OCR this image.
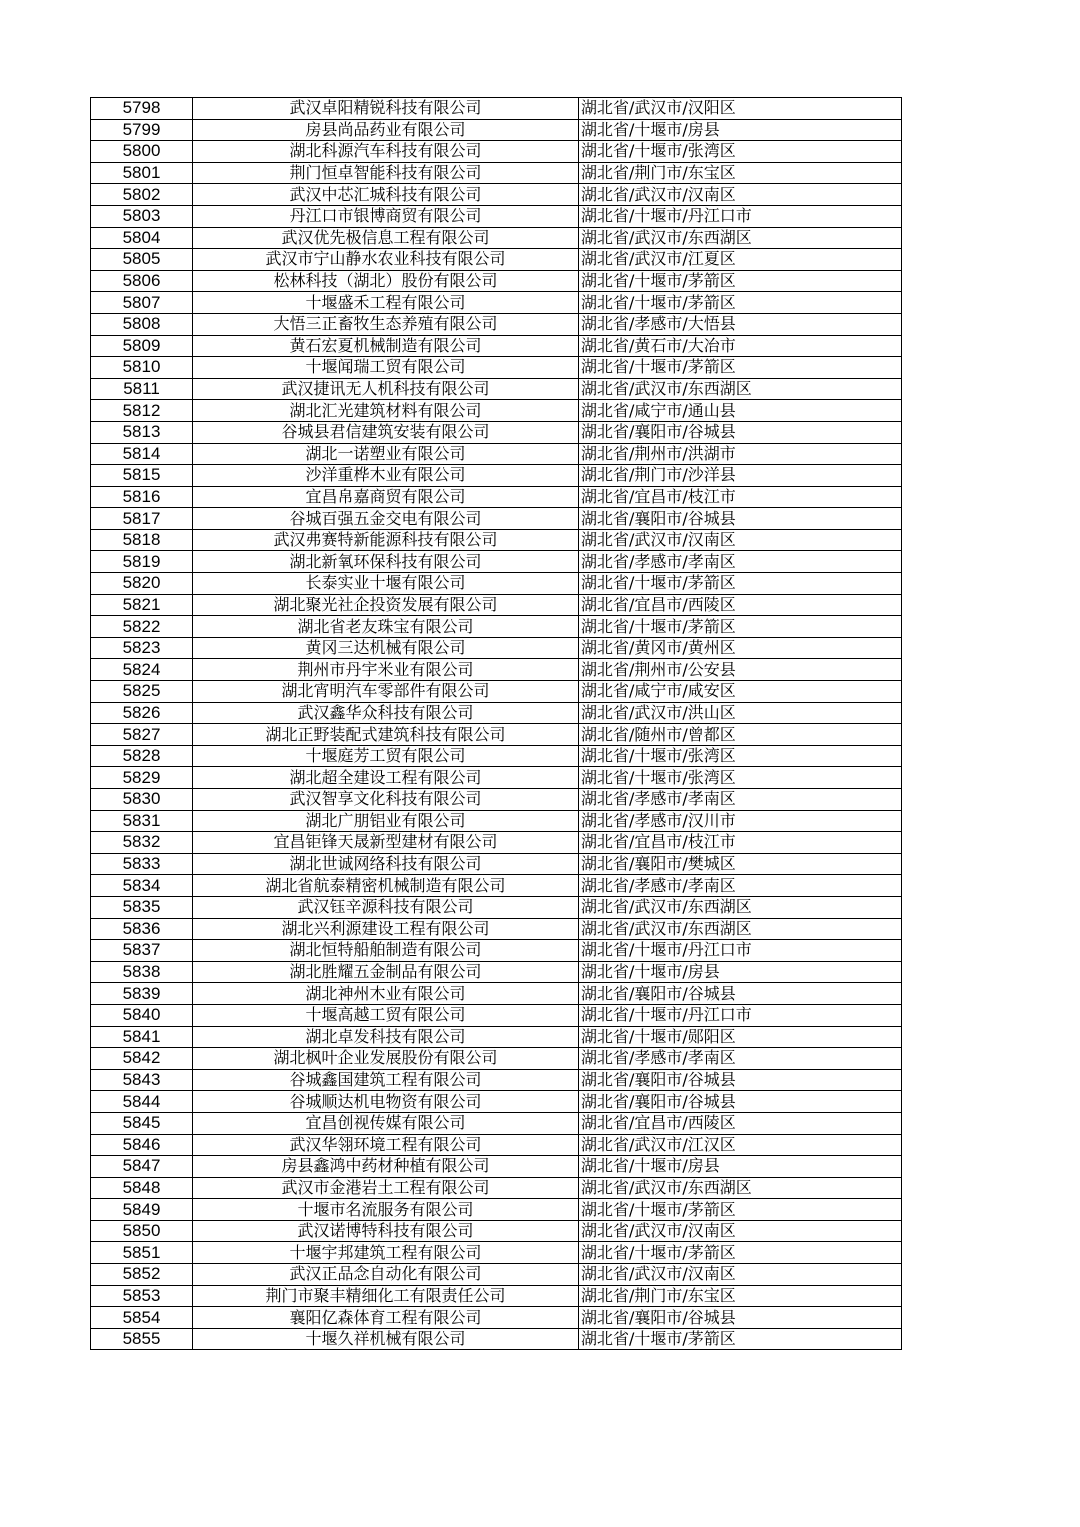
5798	武汉卓阳精锐科技有限公司	湖北省/武汉市/汉阳区
5799	房县尚品药业有限公司	湖北省/十堰市/房县
5800	湖北科源汽车科技有限公司	湖北省/十堰市/张湾区
5801	荆门恒卓智能科技有限公司	湖北省/荆门市/东宝区
5802	武汉中芯汇城科技有限公司	湖北省/武汉市/汉南区
5803	丹江口市银博商贸有限公司	湖北省/十堰市/丹江口市
5804	武汉优先极信息工程有限公司	湖北省/武汉市/东西湖区
5805	武汉市宁山静水农业科技有限公司	湖北省/武汉市/江夏区
5806	松林科技（湖北）股份有限公司	湖北省/十堰市/茅箭区
5807	十堰盛禾工程有限公司	湖北省/十堰市/茅箭区
5808	大悟三正畜牧生态养殖有限公司	湖北省/孝感市/大悟县
5809	黄石宏夏机械制造有限公司	湖北省/黄石市/大冶市
5810	十堰闻瑞工贸有限公司	湖北省/十堰市/茅箭区
5811	武汉捷讯无人机科技有限公司	湖北省/武汉市/东西湖区
5812	湖北汇光建筑材料有限公司	湖北省/咸宁市/通山县
5813	谷城县君信建筑安装有限公司	湖北省/襄阳市/谷城县
5814	湖北一诺塑业有限公司	湖北省/荆州市/洪湖市
5815	沙洋重桦木业有限公司	湖北省/荆门市/沙洋县
5816	宜昌帛嘉商贸有限公司	湖北省/宜昌市/枝江市
5817	谷城百强五金交电有限公司	湖北省/襄阳市/谷城县
5818	武汉弗赛特新能源科技有限公司	湖北省/武汉市/汉南区
5819	湖北新氧环保科技有限公司	湖北省/孝感市/孝南区
5820	长泰实业十堰有限公司	湖北省/十堰市/茅箭区
5821	湖北聚光社企投资发展有限公司	湖北省/宜昌市/西陵区
5822	湖北省老友珠宝有限公司	湖北省/十堰市/茅箭区
5823	黄冈三达机械有限公司	湖北省/黄冈市/黄州区
5824	荆州市丹宇米业有限公司	湖北省/荆州市/公安县
5825	湖北宵明汽车零部件有限公司	湖北省/咸宁市/咸安区
5826	武汉鑫华众科技有限公司	湖北省/武汉市/洪山区
5827	湖北正野装配式建筑科技有限公司	湖北省/随州市/曾都区
5828	十堰庭芳工贸有限公司	湖北省/十堰市/张湾区
5829	湖北超全建设工程有限公司	湖北省/十堰市/张湾区
5830	武汉智享文化科技有限公司	湖北省/孝感市/孝南区
5831	湖北广朋铝业有限公司	湖北省/孝感市/汉川市
5832	宜昌钜锋天晟新型建材有限公司	湖北省/宜昌市/枝江市
5833	湖北世诚网络科技有限公司	湖北省/襄阳市/樊城区
5834	湖北省航泰精密机械制造有限公司	湖北省/孝感市/孝南区
5835	武汉钰辛源科技有限公司	湖北省/武汉市/东西湖区
5836	湖北兴利源建设工程有限公司	湖北省/武汉市/东西湖区
5837	湖北恒特船舶制造有限公司	湖北省/十堰市/丹江口市
5838	湖北胜耀五金制品有限公司	湖北省/十堰市/房县
5839	湖北神州木业有限公司	湖北省/襄阳市/谷城县
5840	十堰高越工贸有限公司	湖北省/十堰市/丹江口市
5841	湖北卓发科技有限公司	湖北省/十堰市/郧阳区
5842	湖北枫叶企业发展股份有限公司	湖北省/孝感市/孝南区
5843	谷城鑫国建筑工程有限公司	湖北省/襄阳市/谷城县
5844	谷城顺达机电物资有限公司	湖北省/襄阳市/谷城县
5845	宜昌创视传媒有限公司	湖北省/宜昌市/西陵区
5846	武汉华翎环境工程有限公司	湖北省/武汉市/江汉区
5847	房县鑫鸿中药材种植有限公司	湖北省/十堰市/房县
5848	武汉市金港岩土工程有限公司	湖北省/武汉市/东西湖区
5849	十堰市名流服务有限公司	湖北省/十堰市/茅箭区
5850	武汉诺博特科技有限公司	湖北省/武汉市/汉南区
5851	十堰宇邦建筑工程有限公司	湖北省/十堰市/茅箭区
5852	武汉正品念自动化有限公司	湖北省/武汉市/汉南区
5853	荆门市聚丰精细化工有限责任公司	湖北省/荆门市/东宝区
5854	襄阳亿森体育工程有限公司	湖北省/襄阳市/谷城县
5855	十堰久祥机械有限公司	湖北省/十堰市/茅箭区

What you have to do: Transcribe the full listing above exactly as it stands, minus the pictures.

Result for this task:
OCR this image.
5798	武汉卓阳精锐科技有限公司	湖北省/武汉市/汉阳区
5799	房县尚品药业有限公司	湖北省/十堰市/房县
5800	湖北科源汽车科技有限公司	湖北省/十堰市/张湾区
5801	荆门恒卓智能科技有限公司	湖北省/荆门市/东宝区
5802	武汉中芯汇城科技有限公司	湖北省/武汉市/汉南区
5803	丹江口市银博商贸有限公司	湖北省/十堰市/丹江口市
5804	武汉优先极信息工程有限公司	湖北省/武汉市/东西湖区
5805	武汉市宁山静水农业科技有限公司	湖北省/武汉市/江夏区
5806	松林科技（湖北）股份有限公司	湖北省/十堰市/茅箭区
5807	十堰盛禾工程有限公司	湖北省/十堰市/茅箭区
5808	大悟三正畜牧生态养殖有限公司	湖北省/孝感市/大悟县
5809	黄石宏夏机械制造有限公司	湖北省/黄石市/大冶市
5810	十堰闻瑞工贸有限公司	湖北省/十堰市/茅箭区
5811	武汉捷讯无人机科技有限公司	湖北省/武汉市/东西湖区
5812	湖北汇光建筑材料有限公司	湖北省/咸宁市/通山县
5813	谷城县君信建筑安装有限公司	湖北省/襄阳市/谷城县
5814	湖北一诺塑业有限公司	湖北省/荆州市/洪湖市
5815	沙洋重桦木业有限公司	湖北省/荆门市/沙洋县
5816	宜昌帛嘉商贸有限公司	湖北省/宜昌市/枝江市
5817	谷城百强五金交电有限公司	湖北省/襄阳市/谷城县
5818	武汉弗赛特新能源科技有限公司	湖北省/武汉市/汉南区
5819	湖北新氧环保科技有限公司	湖北省/孝感市/孝南区
5820	长泰实业十堰有限公司	湖北省/十堰市/茅箭区
5821	湖北聚光社企投资发展有限公司	湖北省/宜昌市/西陵区
5822	湖北省老友珠宝有限公司	湖北省/十堰市/茅箭区
5823	黄冈三达机械有限公司	湖北省/黄冈市/黄州区
5824	荆州市丹宇米业有限公司	湖北省/荆州市/公安县
5825	湖北宵明汽车零部件有限公司	湖北省/咸宁市/咸安区
5826	武汉鑫华众科技有限公司	湖北省/武汉市/洪山区
5827	湖北正野装配式建筑科技有限公司	湖北省/随州市/曾都区
5828	十堰庭芳工贸有限公司	湖北省/十堰市/张湾区
5829	湖北超全建设工程有限公司	湖北省/十堰市/张湾区
5830	武汉智享文化科技有限公司	湖北省/孝感市/孝南区
5831	湖北广朋铝业有限公司	湖北省/孝感市/汉川市
5832	宜昌钜锋天晟新型建材有限公司	湖北省/宜昌市/枝江市
5833	湖北世诚网络科技有限公司	湖北省/襄阳市/樊城区
5834	湖北省航泰精密机械制造有限公司	湖北省/孝感市/孝南区
5835	武汉钰辛源科技有限公司	湖北省/武汉市/东西湖区
5836	湖北兴利源建设工程有限公司	湖北省/武汉市/东西湖区
5837	湖北恒特船舶制造有限公司	湖北省/十堰市/丹江口市
5838	湖北胜耀五金制品有限公司	湖北省/十堰市/房县
5839	湖北神州木业有限公司	湖北省/襄阳市/谷城县
5840	十堰高越工贸有限公司	湖北省/十堰市/丹江口市
5841	湖北卓发科技有限公司	湖北省/十堰市/郧阳区
5842	湖北枫叶企业发展股份有限公司	湖北省/孝感市/孝南区
5843	谷城鑫国建筑工程有限公司	湖北省/襄阳市/谷城县
5844	谷城顺达机电物资有限公司	湖北省/襄阳市/谷城县
5845	宜昌创视传媒有限公司	湖北省/宜昌市/西陵区
5846	武汉华翎环境工程有限公司	湖北省/武汉市/江汉区
5847	房县鑫鸿中药材种植有限公司	湖北省/十堰市/房县
5848	武汉市金港岩土工程有限公司	湖北省/武汉市/东西湖区
5849	十堰市名流服务有限公司	湖北省/十堰市/茅箭区
5850	武汉诺博特科技有限公司	湖北省/武汉市/汉南区
5851	十堰宇邦建筑工程有限公司	湖北省/十堰市/茅箭区
5852	武汉正品念自动化有限公司	湖北省/武汉市/汉南区
5853	荆门市聚丰精细化工有限责任公司	湖北省/荆门市/东宝区
5854	襄阳亿森体育工程有限公司	湖北省/襄阳市/谷城县
5855	十堰久祥机械有限公司	湖北省/十堰市/茅箭区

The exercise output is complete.